--- start Recorded data ---
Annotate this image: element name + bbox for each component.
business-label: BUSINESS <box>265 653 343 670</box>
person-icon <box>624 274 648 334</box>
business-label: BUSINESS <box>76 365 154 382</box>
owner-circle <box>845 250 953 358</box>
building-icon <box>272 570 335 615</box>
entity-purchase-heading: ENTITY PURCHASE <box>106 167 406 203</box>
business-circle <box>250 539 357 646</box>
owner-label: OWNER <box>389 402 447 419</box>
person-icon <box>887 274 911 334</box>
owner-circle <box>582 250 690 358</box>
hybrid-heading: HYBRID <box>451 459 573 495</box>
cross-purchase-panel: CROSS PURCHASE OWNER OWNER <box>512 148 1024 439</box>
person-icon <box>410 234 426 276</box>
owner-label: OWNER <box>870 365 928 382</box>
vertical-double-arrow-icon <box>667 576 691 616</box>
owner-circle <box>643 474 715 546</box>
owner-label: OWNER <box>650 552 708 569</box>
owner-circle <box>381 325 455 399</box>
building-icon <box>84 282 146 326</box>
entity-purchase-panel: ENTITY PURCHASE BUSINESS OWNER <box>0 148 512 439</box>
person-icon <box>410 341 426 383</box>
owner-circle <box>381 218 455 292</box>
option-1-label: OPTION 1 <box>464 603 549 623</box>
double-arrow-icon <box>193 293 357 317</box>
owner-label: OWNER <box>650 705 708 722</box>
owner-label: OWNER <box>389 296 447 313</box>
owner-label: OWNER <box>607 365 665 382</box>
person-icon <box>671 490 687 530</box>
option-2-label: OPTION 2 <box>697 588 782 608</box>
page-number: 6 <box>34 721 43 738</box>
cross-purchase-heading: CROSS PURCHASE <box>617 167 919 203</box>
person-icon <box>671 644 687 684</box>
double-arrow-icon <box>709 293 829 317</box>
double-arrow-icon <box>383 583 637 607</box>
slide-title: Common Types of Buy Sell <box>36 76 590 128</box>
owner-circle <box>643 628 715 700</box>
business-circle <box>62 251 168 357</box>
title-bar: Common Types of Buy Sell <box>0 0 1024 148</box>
--- end Recorded data ---
Print the lines above word for word, without changing anything.

Annotate this image: element name + bbox for each component.
business-label: BUSINESS <box>265 653 343 670</box>
person-icon <box>624 274 648 334</box>
business-label: BUSINESS <box>76 365 154 382</box>
owner-circle <box>845 250 953 358</box>
building-icon <box>272 570 335 615</box>
entity-purchase-heading: ENTITY PURCHASE <box>106 167 406 203</box>
business-circle <box>250 539 357 646</box>
owner-label: OWNER <box>389 402 447 419</box>
person-icon <box>887 274 911 334</box>
owner-circle <box>582 250 690 358</box>
hybrid-heading: HYBRID <box>451 459 573 495</box>
cross-purchase-panel: CROSS PURCHASE OWNER OWNER <box>512 148 1024 439</box>
person-icon <box>410 234 426 276</box>
owner-label: OWNER <box>870 365 928 382</box>
vertical-double-arrow-icon <box>667 576 691 616</box>
owner-circle <box>643 474 715 546</box>
owner-label: OWNER <box>650 552 708 569</box>
owner-circle <box>381 325 455 399</box>
building-icon <box>84 282 146 326</box>
entity-purchase-panel: ENTITY PURCHASE BUSINESS OWNER <box>0 148 512 439</box>
person-icon <box>410 341 426 383</box>
owner-circle <box>381 218 455 292</box>
option-1-label: OPTION 1 <box>464 603 549 623</box>
double-arrow-icon <box>193 293 357 317</box>
owner-label: OWNER <box>650 705 708 722</box>
owner-label: OWNER <box>389 296 447 313</box>
owner-label: OWNER <box>607 365 665 382</box>
person-icon <box>671 490 687 530</box>
option-2-label: OPTION 2 <box>697 588 782 608</box>
page-number: 6 <box>34 721 43 738</box>
cross-purchase-heading: CROSS PURCHASE <box>617 167 919 203</box>
person-icon <box>671 644 687 684</box>
double-arrow-icon <box>709 293 829 317</box>
double-arrow-icon <box>383 583 637 607</box>
slide-title: Common Types of Buy Sell <box>36 76 590 128</box>
owner-circle <box>643 628 715 700</box>
business-circle <box>62 251 168 357</box>
title-bar: Common Types of Buy Sell <box>0 0 1024 148</box>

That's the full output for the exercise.